Records for the task:
——————
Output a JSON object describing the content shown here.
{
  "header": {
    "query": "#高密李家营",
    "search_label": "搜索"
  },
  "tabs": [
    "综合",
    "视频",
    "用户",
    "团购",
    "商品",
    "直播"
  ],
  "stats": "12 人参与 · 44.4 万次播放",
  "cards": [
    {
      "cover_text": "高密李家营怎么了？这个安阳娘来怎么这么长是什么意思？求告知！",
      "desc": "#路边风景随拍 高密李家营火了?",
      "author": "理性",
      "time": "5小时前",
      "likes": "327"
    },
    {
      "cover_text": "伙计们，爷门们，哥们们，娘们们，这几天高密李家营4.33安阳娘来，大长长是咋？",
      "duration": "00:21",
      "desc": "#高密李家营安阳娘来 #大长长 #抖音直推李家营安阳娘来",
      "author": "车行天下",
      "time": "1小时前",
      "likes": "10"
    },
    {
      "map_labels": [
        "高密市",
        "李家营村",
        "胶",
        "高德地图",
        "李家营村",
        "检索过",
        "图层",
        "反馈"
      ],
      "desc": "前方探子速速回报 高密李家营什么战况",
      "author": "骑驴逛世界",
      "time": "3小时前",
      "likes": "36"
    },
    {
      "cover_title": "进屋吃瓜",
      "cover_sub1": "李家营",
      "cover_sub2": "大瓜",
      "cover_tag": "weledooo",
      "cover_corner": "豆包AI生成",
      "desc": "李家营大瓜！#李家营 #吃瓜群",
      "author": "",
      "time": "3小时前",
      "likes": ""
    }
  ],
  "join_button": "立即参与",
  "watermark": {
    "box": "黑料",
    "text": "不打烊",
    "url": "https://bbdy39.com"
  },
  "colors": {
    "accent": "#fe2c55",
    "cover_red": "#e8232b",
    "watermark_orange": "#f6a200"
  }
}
——————
To be done: Using the listing above, reproduce each line without omission.

Exercise answer:
Output a JSON object describing the content shown here.
{
  "header": {
    "query": "#高密李家营",
    "search_label": "搜索"
  },
  "tabs": [
    "综合",
    "视频",
    "用户",
    "团购",
    "商品",
    "直播"
  ],
  "stats": "12 人参与 · 44.4 万次播放",
  "cards": [
    {
      "cover_text": "高密李家营怎么了？这个安阳娘来怎么这么长是什么意思？求告知！",
      "desc": "#路边风景随拍 高密李家营火了?",
      "author": "理性",
      "time": "5小时前",
      "likes": "327"
    },
    {
      "cover_text": "伙计们，爷门们，哥们们，娘们们，这几天高密李家营4.33安阳娘来，大长长是咋？",
      "duration": "00:21",
      "desc": "#高密李家营安阳娘来 #大长长 #抖音直推李家营安阳娘来",
      "author": "车行天下",
      "time": "1小时前",
      "likes": "10"
    },
    {
      "map_labels": [
        "高密市",
        "李家营村",
        "胶",
        "高德地图",
        "李家营村",
        "检索过",
        "图层",
        "反馈"
      ],
      "desc": "前方探子速速回报 高密李家营什么战况",
      "author": "骑驴逛世界",
      "time": "3小时前",
      "likes": "36"
    },
    {
      "cover_title": "进屋吃瓜",
      "cover_sub1": "李家营",
      "cover_sub2": "大瓜",
      "cover_tag": "weledooo",
      "cover_corner": "豆包AI生成",
      "desc": "李家营大瓜！#李家营 #吃瓜群",
      "author": "",
      "time": "3小时前",
      "likes": ""
    }
  ],
  "join_button": "立即参与",
  "watermark": {
    "box": "黑料",
    "text": "不打烊",
    "url": "https://bbdy39.com"
  },
  "colors": {
    "accent": "#fe2c55",
    "cover_red": "#e8232b",
    "watermark_orange": "#f6a200"
  }
}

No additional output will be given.